Dataset listings of figures:
───

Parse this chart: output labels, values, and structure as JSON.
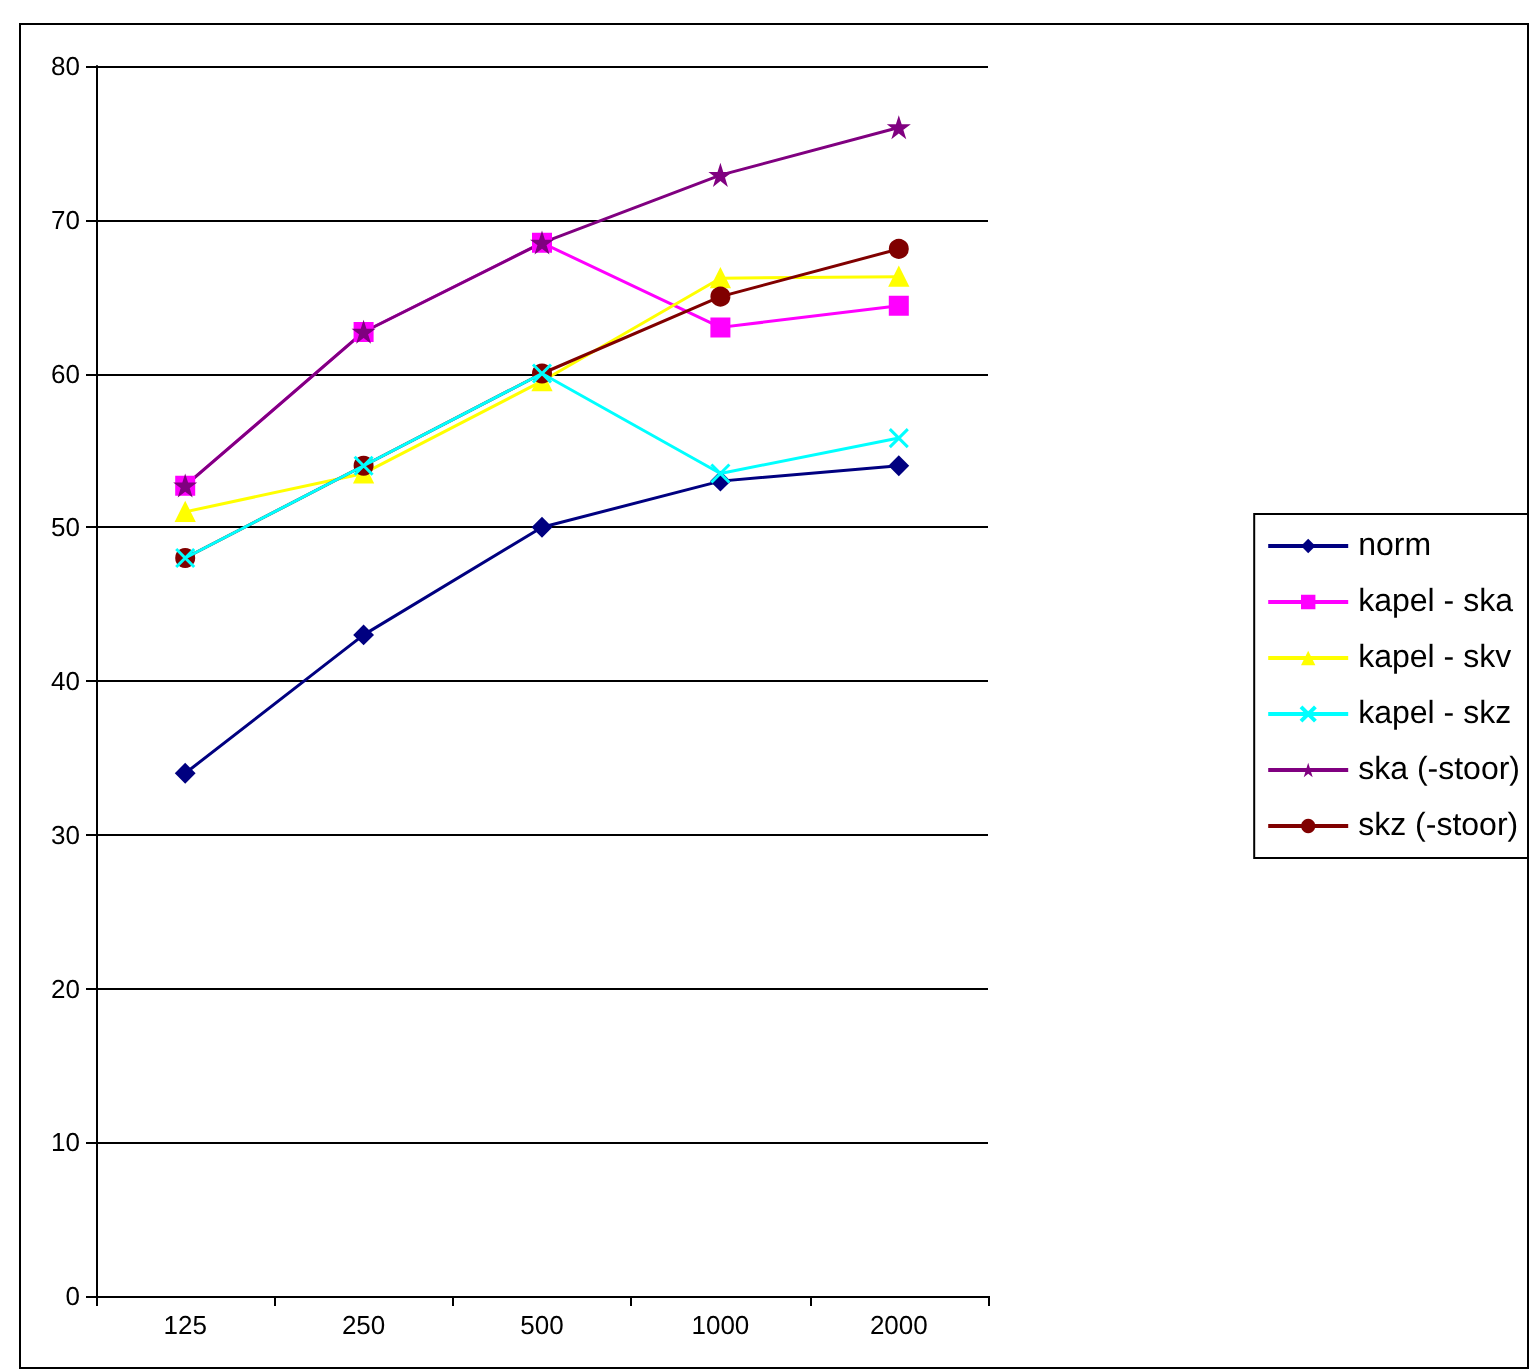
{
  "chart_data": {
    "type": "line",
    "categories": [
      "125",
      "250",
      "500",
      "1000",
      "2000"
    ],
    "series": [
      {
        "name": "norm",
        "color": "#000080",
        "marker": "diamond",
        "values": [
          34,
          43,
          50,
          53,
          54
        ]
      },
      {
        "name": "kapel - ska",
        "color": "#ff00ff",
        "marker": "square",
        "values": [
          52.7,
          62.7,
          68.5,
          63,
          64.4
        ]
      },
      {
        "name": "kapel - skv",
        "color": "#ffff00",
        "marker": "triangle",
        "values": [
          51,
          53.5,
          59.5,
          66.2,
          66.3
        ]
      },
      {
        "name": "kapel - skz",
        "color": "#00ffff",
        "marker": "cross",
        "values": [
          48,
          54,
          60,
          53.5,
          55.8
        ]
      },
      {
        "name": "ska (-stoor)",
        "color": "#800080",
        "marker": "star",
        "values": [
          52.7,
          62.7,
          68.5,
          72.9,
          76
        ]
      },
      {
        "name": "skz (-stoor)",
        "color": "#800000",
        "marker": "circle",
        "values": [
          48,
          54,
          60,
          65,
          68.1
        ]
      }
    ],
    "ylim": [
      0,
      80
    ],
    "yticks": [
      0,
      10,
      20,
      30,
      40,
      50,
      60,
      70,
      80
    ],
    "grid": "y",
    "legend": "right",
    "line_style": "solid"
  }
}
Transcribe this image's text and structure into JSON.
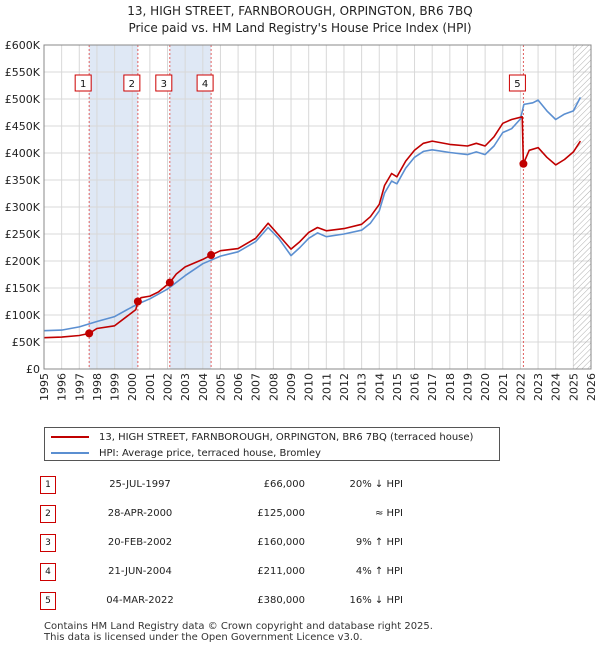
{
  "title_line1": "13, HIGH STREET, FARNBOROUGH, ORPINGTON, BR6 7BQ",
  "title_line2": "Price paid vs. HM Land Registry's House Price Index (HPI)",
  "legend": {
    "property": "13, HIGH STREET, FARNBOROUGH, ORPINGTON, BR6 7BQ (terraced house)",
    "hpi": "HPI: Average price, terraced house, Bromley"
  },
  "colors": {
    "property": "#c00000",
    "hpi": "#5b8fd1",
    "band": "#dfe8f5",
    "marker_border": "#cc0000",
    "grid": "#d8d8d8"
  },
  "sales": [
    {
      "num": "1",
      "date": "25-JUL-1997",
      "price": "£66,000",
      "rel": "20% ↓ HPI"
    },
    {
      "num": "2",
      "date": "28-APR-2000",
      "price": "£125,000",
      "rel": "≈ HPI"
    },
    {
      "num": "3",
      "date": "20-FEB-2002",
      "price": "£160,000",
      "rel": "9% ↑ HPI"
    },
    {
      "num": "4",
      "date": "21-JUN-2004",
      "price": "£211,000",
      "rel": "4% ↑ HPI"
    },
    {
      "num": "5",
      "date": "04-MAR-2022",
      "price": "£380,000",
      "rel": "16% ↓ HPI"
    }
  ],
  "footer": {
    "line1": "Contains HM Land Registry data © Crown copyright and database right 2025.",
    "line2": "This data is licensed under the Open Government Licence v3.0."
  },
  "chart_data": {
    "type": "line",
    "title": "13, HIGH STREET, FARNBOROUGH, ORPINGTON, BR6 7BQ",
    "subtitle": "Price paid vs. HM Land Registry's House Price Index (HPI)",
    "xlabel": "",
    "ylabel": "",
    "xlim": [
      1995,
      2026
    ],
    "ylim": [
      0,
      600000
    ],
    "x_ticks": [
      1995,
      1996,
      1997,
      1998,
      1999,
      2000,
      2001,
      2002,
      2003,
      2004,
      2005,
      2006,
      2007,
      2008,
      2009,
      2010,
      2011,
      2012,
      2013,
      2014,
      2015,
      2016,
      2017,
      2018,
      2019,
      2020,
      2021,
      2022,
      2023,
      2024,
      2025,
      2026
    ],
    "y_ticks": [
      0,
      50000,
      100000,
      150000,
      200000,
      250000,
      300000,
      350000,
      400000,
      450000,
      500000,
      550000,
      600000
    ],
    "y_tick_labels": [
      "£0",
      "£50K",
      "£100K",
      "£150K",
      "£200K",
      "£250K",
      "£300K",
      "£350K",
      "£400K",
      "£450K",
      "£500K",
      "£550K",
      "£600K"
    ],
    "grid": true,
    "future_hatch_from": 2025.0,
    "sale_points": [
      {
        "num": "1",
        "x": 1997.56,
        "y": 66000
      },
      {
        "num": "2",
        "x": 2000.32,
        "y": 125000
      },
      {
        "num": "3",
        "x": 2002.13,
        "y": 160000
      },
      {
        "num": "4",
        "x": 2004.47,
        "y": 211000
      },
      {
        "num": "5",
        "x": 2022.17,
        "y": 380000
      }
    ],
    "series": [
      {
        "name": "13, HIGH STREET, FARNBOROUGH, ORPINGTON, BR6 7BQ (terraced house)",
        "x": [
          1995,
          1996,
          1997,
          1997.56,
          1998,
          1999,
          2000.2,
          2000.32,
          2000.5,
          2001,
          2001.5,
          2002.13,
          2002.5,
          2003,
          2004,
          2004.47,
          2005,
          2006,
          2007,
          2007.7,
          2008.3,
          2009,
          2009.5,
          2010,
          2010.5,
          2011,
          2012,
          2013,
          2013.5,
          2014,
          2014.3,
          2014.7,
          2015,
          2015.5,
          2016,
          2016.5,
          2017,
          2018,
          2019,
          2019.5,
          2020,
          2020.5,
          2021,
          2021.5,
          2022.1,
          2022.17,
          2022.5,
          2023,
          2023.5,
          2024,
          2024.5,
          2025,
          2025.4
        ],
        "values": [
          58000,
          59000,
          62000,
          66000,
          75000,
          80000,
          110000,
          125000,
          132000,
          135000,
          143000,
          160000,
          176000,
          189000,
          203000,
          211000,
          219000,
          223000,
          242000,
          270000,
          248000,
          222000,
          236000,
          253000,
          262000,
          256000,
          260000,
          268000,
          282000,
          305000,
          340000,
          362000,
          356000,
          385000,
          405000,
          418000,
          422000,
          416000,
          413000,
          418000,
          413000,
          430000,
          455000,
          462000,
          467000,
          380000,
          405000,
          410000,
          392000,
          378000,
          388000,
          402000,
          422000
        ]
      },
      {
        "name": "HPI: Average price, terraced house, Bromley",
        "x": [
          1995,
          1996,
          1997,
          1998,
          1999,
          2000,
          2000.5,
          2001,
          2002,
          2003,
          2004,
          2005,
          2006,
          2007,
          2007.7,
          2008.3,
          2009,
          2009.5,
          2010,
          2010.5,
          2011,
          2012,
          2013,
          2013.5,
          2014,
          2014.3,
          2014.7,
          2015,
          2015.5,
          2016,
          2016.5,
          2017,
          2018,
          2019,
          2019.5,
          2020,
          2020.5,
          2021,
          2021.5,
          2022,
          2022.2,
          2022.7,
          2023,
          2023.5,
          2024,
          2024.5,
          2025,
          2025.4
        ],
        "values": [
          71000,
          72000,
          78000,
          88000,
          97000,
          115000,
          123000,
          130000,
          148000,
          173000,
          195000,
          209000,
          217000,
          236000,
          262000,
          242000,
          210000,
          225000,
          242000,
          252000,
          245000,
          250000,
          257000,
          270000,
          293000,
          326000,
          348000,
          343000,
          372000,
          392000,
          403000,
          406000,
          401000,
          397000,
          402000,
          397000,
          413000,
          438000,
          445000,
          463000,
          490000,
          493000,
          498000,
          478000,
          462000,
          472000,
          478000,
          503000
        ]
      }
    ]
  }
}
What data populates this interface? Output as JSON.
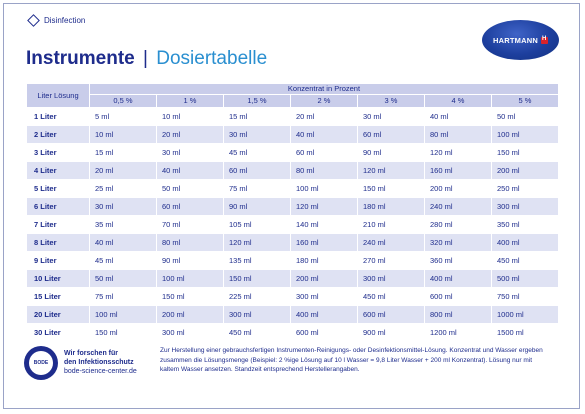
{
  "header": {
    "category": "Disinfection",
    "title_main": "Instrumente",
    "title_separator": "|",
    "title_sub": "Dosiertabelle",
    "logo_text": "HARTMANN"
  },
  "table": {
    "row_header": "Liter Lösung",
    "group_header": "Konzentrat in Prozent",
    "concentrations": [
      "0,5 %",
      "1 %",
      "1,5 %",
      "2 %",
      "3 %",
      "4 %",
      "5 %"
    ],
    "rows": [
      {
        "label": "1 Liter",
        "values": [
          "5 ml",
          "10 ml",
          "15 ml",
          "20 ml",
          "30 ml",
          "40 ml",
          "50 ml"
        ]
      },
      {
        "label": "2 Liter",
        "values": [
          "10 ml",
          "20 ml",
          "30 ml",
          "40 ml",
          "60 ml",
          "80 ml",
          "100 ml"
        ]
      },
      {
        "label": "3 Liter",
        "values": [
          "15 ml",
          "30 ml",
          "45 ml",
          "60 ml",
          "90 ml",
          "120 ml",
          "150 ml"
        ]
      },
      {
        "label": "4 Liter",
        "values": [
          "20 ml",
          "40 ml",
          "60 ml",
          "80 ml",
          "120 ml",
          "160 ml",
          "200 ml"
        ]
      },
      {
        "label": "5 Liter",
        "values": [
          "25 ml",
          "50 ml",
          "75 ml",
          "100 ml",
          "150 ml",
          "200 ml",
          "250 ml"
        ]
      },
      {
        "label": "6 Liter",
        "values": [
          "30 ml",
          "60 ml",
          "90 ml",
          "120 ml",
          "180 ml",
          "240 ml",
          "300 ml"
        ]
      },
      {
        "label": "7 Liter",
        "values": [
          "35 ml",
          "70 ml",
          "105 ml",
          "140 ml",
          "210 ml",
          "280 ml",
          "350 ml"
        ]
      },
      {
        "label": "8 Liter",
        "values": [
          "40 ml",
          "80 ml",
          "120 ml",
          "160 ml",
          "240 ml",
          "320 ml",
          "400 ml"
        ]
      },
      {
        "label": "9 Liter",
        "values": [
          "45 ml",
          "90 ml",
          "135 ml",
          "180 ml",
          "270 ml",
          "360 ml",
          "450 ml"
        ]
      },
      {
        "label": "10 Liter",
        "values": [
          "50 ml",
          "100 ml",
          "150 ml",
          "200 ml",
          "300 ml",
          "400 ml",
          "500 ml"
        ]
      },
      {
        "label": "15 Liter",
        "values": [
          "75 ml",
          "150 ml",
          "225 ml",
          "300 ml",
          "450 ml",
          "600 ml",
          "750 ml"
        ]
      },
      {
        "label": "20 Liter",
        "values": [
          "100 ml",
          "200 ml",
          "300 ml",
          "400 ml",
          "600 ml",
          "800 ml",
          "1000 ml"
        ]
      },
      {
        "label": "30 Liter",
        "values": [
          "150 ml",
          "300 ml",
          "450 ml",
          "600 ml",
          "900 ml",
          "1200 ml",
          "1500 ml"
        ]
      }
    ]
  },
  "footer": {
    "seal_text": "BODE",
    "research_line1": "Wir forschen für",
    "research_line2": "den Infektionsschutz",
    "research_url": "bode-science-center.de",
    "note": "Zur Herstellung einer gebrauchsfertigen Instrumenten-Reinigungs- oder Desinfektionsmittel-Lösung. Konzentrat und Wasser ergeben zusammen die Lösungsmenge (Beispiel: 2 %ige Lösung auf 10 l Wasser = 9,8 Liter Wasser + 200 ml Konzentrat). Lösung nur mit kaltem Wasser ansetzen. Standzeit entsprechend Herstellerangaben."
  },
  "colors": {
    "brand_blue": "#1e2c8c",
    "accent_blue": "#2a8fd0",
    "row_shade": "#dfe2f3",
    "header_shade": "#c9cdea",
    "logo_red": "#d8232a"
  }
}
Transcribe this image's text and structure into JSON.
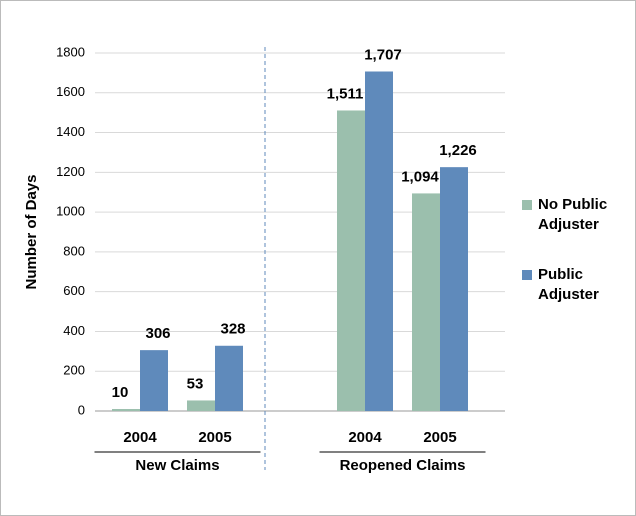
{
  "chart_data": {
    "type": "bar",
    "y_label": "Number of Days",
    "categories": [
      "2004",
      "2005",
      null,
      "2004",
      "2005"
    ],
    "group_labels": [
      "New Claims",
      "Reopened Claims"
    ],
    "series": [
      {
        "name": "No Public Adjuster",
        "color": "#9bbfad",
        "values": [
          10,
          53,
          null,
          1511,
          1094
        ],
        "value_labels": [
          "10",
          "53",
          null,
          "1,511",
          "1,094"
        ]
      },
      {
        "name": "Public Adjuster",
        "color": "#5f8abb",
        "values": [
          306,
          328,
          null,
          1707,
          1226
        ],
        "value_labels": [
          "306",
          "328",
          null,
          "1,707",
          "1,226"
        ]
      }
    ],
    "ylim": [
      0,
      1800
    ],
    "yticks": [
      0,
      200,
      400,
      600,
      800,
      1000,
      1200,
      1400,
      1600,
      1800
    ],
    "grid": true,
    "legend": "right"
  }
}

───

EXERCISE INSTRUCTIONS:
Report each line in the preceding entries that holds the string "ORPINGTON".

FULL ANSWER:
  "title_line1": "13, HIGH STREET, FARNBOROUGH, ORPINGTON, BR6 7BQ",
    "property": "13, HIGH STREET, FARNBOROUGH, ORPINGTON, BR6 7BQ (terraced house)",
    "title": "13, HIGH STREET, FARNBOROUGH, ORPINGTON, BR6 7BQ",
        "name": "13, HIGH STREET, FARNBOROUGH, ORPINGTON, BR6 7BQ (terraced house)",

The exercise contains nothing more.